(Stored records)
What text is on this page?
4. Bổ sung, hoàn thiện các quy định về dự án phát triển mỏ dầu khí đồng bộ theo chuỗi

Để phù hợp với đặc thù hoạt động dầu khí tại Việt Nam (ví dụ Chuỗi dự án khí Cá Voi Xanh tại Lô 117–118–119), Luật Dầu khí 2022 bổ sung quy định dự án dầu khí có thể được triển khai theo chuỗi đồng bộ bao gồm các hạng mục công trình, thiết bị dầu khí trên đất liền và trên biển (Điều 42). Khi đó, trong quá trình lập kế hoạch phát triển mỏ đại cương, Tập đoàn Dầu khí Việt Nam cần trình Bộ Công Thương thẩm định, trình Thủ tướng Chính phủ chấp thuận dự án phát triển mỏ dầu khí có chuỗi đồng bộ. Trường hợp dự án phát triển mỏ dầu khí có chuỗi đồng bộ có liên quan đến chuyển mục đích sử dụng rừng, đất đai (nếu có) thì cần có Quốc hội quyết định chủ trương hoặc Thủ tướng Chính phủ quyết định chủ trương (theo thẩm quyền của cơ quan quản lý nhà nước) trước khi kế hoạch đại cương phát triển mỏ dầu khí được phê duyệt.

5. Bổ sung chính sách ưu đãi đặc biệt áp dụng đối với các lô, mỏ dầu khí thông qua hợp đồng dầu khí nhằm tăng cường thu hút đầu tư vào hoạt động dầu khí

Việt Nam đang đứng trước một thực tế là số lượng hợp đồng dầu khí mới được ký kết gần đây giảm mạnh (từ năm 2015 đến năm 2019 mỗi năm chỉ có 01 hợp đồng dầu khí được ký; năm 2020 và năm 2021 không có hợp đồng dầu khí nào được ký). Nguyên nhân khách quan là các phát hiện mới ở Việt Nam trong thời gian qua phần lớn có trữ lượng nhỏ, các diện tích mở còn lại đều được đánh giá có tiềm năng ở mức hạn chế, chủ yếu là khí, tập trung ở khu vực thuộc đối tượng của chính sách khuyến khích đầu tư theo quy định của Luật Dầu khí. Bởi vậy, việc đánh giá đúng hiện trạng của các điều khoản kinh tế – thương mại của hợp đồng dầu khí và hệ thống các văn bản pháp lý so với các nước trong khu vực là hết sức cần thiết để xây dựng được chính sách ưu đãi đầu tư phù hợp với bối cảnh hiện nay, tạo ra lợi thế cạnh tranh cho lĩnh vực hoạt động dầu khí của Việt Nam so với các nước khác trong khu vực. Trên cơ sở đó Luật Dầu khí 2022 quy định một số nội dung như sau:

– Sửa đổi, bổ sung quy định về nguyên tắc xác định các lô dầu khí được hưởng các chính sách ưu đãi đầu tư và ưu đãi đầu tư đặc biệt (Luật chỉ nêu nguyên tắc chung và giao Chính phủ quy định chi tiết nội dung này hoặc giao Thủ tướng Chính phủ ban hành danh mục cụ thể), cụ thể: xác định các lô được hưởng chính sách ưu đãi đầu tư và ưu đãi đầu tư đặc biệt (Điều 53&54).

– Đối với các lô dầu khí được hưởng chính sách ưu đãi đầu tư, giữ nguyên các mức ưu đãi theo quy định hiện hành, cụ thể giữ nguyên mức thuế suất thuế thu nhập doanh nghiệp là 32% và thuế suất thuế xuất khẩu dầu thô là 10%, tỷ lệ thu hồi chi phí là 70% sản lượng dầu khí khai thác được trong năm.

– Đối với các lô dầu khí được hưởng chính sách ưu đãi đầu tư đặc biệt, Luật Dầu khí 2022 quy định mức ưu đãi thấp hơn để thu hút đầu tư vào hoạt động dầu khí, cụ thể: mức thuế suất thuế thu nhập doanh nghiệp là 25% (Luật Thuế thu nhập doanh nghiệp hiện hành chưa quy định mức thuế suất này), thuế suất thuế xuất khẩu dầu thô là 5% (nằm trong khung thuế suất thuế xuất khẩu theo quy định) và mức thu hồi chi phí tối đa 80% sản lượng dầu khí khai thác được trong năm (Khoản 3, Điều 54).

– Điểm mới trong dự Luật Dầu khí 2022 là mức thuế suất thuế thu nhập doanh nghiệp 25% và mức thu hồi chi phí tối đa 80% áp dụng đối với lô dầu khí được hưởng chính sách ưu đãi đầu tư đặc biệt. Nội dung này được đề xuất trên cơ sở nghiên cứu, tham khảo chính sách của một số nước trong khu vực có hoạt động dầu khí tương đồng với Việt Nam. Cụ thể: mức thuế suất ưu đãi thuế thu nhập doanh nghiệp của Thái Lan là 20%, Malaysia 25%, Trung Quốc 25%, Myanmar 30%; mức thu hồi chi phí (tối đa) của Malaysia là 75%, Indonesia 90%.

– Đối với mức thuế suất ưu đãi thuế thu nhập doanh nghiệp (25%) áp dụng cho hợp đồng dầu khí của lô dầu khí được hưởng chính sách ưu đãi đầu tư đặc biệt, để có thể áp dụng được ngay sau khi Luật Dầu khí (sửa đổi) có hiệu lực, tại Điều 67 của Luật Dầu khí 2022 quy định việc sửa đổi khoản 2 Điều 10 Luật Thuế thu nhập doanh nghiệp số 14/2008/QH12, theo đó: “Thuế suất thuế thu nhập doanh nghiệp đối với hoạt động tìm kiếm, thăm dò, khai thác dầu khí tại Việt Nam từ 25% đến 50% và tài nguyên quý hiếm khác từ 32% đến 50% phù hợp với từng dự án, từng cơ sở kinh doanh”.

WHAT TO WORK ON:
Identify which lines contain the word "khẩu" and copy each one.

REPLY TO THE TASK:
– Đối với các lô dầu khí được hưởng chính sách ưu đãi đầu tư, giữ nguyên các mức ưu đãi theo quy định hiện hành, cụ thể giữ nguyên mức thuế suất thuế thu nhập doanh nghiệp là 32% và thuế suất thuế xuất khẩu dầu thô là 10%, tỷ lệ thu hồi chi phí là 70% sản lượng dầu khí khai thác được trong năm.
– Đối với các lô dầu khí được hưởng chính sách ưu đãi đầu tư đặc biệt, Luật Dầu khí 2022 quy định mức ưu đãi thấp hơn để thu hút đầu tư vào hoạt động dầu khí, cụ thể: mức thuế suất thuế thu nhập doanh nghiệp là 25% (Luật Thuế thu nhập doanh nghiệp hiện hành chưa quy định mức thuế suất này), thuế suất thuế xuất khẩu dầu thô là 5% (nằm trong khung thuế suất thuế xuất khẩu theo quy định) và mức thu hồi chi phí tối đa 80% sản lượng dầu khí khai thác được trong năm (Khoản 3, Điều 54).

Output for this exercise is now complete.